#### Goal:
In the entries, find all lines that hold the word "deles" and copy them.
--- Input data ---
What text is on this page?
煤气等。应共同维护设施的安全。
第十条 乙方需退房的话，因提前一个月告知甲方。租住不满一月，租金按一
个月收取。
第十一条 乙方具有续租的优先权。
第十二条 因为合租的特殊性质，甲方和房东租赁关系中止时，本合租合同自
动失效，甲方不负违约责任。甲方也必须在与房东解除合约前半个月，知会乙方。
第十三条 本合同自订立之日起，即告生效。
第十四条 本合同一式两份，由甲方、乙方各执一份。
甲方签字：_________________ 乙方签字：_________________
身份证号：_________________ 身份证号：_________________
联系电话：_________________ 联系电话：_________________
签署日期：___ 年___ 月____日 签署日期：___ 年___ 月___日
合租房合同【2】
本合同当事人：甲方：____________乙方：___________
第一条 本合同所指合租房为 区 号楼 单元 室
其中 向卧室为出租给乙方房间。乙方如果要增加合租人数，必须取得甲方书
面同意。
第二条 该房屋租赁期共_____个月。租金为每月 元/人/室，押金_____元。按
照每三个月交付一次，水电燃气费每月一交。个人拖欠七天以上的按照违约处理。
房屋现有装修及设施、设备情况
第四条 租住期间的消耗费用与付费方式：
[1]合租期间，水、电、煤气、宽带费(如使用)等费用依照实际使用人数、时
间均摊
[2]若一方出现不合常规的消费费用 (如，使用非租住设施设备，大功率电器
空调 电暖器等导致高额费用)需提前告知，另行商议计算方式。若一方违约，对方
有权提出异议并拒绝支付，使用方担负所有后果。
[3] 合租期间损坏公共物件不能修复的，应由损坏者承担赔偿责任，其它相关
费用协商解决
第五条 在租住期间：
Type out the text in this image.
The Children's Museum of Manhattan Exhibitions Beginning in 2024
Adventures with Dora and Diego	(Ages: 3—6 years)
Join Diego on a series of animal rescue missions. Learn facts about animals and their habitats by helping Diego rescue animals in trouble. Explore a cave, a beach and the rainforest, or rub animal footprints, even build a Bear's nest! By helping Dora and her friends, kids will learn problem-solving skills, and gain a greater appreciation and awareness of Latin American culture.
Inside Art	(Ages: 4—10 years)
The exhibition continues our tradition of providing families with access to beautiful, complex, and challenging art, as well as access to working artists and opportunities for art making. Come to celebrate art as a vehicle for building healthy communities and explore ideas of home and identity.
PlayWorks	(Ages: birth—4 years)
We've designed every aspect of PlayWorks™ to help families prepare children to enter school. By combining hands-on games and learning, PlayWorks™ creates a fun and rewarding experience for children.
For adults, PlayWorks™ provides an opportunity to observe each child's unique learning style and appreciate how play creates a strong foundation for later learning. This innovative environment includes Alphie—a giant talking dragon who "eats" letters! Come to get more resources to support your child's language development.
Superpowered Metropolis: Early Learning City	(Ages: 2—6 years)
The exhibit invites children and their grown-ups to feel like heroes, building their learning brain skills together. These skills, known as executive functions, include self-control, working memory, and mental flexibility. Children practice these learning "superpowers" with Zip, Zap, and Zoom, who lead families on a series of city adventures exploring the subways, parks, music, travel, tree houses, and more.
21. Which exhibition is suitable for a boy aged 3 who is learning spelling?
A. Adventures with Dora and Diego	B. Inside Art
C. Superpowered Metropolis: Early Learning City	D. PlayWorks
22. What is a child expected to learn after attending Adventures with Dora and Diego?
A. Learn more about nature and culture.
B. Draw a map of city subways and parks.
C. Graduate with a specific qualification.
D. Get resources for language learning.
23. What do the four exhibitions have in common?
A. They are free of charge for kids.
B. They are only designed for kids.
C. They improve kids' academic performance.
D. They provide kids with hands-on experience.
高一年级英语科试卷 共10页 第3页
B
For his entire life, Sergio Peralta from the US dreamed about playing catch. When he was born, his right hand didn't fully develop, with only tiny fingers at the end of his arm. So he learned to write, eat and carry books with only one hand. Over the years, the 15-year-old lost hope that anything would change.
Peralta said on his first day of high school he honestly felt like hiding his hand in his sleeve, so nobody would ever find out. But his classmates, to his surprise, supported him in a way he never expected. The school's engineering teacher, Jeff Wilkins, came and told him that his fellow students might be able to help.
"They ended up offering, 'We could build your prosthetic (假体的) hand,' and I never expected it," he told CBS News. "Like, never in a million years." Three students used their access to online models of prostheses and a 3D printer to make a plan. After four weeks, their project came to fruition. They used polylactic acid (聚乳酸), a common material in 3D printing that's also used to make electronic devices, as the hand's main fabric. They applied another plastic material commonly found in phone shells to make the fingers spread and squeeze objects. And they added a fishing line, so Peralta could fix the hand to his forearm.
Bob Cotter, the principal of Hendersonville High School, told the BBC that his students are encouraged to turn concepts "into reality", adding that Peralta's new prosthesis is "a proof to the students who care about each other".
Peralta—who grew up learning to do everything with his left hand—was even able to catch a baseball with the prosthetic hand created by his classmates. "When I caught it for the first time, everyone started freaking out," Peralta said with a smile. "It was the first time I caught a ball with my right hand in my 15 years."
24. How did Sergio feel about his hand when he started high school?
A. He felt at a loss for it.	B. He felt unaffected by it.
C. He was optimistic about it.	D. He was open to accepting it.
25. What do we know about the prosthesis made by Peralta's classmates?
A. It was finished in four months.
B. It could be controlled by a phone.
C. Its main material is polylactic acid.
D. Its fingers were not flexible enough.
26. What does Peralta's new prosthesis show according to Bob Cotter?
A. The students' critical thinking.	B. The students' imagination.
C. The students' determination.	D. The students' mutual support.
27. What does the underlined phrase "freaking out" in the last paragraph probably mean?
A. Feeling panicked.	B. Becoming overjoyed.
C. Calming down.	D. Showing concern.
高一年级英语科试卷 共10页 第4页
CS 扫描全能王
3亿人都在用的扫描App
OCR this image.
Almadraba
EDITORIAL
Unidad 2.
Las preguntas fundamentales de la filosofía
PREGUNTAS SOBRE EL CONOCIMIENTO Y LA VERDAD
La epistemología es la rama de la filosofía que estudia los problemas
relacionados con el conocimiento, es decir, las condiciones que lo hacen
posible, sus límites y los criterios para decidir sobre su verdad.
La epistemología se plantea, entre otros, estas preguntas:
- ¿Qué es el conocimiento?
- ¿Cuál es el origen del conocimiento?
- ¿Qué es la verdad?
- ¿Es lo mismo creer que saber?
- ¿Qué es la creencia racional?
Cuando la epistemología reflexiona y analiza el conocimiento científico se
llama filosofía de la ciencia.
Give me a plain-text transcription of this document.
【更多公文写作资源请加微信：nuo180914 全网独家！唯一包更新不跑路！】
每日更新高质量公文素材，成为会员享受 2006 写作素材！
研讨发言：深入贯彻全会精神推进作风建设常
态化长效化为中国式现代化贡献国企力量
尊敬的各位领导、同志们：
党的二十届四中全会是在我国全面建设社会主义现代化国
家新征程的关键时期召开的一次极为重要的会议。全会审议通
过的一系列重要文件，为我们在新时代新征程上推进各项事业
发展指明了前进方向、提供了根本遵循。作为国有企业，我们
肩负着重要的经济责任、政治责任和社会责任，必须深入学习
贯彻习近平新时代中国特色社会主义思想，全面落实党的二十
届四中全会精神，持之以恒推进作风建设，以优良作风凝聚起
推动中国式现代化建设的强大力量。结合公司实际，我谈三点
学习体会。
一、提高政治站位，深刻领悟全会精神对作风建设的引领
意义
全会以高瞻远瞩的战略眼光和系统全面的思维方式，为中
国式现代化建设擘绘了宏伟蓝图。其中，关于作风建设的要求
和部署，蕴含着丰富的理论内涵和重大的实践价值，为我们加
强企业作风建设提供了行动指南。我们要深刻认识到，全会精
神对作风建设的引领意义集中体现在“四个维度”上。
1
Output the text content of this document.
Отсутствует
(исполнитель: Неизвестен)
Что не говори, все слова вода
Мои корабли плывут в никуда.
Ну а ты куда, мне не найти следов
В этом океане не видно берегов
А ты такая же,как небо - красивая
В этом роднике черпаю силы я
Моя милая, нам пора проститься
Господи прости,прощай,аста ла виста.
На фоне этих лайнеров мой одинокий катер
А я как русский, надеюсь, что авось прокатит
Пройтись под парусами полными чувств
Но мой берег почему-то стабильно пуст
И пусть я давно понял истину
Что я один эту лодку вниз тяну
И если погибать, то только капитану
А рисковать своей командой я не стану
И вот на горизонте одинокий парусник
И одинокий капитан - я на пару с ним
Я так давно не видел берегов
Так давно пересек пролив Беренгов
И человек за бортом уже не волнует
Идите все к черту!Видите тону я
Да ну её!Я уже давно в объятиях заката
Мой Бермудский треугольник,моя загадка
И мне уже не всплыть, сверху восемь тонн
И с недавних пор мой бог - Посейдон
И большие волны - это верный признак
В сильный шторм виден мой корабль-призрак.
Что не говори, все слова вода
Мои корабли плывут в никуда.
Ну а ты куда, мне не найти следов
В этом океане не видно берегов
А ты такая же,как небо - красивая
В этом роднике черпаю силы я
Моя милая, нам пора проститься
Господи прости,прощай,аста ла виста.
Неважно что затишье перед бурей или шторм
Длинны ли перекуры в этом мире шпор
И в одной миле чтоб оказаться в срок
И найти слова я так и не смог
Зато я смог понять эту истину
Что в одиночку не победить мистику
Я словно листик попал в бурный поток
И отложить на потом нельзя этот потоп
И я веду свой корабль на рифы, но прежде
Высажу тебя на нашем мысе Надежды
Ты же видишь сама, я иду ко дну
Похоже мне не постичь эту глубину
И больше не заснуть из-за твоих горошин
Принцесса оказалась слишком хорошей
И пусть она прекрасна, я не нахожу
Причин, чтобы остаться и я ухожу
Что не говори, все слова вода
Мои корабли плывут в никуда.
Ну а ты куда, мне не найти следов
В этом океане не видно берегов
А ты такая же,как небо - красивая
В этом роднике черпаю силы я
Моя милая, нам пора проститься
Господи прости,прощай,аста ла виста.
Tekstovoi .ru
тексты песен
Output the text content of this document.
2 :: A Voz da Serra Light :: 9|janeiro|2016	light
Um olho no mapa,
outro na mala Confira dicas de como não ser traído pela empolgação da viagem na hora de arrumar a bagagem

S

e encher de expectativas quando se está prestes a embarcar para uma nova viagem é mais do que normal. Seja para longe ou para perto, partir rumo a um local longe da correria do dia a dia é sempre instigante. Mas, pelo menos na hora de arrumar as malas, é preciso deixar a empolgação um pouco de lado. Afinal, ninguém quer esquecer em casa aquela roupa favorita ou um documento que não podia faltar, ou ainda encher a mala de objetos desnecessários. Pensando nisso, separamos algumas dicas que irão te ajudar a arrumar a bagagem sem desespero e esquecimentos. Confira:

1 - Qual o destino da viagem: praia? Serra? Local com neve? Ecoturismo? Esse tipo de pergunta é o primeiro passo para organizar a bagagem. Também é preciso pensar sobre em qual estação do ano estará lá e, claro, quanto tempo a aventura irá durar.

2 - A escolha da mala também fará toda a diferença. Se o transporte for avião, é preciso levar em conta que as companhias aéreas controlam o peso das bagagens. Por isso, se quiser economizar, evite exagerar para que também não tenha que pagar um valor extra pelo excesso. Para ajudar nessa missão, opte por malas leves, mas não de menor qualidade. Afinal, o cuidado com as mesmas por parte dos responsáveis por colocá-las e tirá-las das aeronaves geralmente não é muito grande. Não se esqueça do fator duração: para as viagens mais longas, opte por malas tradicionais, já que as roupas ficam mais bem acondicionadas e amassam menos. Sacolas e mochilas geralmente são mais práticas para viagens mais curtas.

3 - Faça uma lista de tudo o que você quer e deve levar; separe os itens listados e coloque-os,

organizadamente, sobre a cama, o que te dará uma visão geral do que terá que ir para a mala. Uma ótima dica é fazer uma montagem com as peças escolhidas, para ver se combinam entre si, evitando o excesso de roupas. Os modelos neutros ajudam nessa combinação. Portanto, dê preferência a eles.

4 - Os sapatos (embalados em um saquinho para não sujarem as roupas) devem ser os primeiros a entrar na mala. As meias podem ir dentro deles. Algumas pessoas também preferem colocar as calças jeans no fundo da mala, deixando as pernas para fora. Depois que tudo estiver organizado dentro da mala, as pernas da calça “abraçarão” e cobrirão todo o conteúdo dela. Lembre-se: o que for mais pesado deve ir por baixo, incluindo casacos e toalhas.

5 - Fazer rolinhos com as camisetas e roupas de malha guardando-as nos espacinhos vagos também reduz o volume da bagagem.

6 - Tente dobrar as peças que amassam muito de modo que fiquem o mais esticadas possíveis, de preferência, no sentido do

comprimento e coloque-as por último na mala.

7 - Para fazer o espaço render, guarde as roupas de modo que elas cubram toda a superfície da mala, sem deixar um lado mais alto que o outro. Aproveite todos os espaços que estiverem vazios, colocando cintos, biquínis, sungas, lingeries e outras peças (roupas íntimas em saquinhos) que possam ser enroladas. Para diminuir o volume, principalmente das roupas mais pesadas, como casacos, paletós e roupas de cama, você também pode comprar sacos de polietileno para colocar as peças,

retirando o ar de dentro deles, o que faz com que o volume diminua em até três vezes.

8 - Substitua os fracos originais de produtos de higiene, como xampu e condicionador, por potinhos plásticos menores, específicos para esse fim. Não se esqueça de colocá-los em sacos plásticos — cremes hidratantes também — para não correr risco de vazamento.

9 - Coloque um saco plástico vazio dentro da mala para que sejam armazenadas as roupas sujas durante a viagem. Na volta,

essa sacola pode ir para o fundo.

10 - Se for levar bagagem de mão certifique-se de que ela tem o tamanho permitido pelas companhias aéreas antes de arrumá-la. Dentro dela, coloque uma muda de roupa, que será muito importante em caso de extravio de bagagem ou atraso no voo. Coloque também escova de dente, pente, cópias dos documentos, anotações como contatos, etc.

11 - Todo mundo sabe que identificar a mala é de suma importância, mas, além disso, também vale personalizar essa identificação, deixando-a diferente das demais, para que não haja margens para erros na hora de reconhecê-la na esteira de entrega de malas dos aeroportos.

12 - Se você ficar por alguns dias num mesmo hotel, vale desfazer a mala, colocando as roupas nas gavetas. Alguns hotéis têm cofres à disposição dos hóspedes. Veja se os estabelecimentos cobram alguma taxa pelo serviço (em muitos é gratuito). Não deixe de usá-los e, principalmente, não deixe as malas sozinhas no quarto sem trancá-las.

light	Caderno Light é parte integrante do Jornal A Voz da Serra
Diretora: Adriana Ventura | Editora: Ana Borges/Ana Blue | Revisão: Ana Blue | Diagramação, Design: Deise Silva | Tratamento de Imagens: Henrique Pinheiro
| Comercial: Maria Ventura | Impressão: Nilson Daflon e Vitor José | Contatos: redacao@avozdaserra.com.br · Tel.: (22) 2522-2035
---
#### In response:
4 - Os sapatos (embalados em um saquinho para não sujarem as roupas) devem ser os primeiros a entrar na mala. As meias podem ir dentro deles. Algumas pessoas também preferem colocar as calças jeans no fundo da mala, deixando as pernas para fora. Depois que tudo estiver organizado dentro da mala, as pernas da calça “abraçarão” e cobrirão todo o conteúdo dela. Lembre-se: o que for mais pesado deve ir por baixo, incluindo casacos e toalhas.
retirando o ar de dentro deles, o que faz com que o volume diminua em até três vezes.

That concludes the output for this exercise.